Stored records
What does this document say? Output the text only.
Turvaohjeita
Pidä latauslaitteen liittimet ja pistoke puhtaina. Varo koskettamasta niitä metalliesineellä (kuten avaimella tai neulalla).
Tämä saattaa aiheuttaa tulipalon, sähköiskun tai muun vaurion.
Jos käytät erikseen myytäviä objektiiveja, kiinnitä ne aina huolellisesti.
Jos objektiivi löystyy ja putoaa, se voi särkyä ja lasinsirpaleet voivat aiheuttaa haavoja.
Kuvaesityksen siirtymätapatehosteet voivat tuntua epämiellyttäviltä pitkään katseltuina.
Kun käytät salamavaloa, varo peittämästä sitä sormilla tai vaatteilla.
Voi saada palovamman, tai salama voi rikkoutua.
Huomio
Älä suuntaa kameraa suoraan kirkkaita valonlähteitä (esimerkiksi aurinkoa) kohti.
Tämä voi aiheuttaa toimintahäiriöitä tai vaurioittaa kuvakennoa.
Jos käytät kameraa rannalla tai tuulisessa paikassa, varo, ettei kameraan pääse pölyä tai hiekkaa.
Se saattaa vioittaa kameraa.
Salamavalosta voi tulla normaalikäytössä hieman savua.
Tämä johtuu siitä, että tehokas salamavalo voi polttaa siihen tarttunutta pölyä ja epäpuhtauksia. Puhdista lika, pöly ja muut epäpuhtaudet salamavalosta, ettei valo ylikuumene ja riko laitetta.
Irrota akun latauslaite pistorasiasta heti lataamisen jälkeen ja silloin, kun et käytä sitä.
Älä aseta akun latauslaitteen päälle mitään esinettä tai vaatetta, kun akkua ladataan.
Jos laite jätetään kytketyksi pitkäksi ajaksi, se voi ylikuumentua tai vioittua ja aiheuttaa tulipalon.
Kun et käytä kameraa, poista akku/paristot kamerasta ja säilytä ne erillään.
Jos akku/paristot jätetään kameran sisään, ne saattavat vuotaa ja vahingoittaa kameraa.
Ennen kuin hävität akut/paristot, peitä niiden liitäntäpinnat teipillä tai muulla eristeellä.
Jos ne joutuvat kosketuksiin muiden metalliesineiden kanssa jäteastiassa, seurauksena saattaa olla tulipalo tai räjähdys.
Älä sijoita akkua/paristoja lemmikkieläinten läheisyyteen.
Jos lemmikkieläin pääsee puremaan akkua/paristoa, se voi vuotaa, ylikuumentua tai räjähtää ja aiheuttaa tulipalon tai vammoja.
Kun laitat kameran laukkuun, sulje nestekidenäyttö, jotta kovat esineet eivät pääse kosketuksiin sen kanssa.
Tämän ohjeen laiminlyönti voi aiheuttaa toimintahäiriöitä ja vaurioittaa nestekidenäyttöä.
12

Task instructions:
Make a list of all lines in the data that contain "akkua".

Answer to this task:
Älä aseta akun latauslaitteen päälle mitään esinettä tai vaatetta, kun akkua ladataan.
Älä sijoita akkua/paristoja lemmikkieläinten läheisyyteen.
Jos lemmikkieläin pääsee puremaan akkua/paristoa, se voi vuotaa, ylikuumentua tai räjähtää ja aiheuttaa tulipalon tai vammoja.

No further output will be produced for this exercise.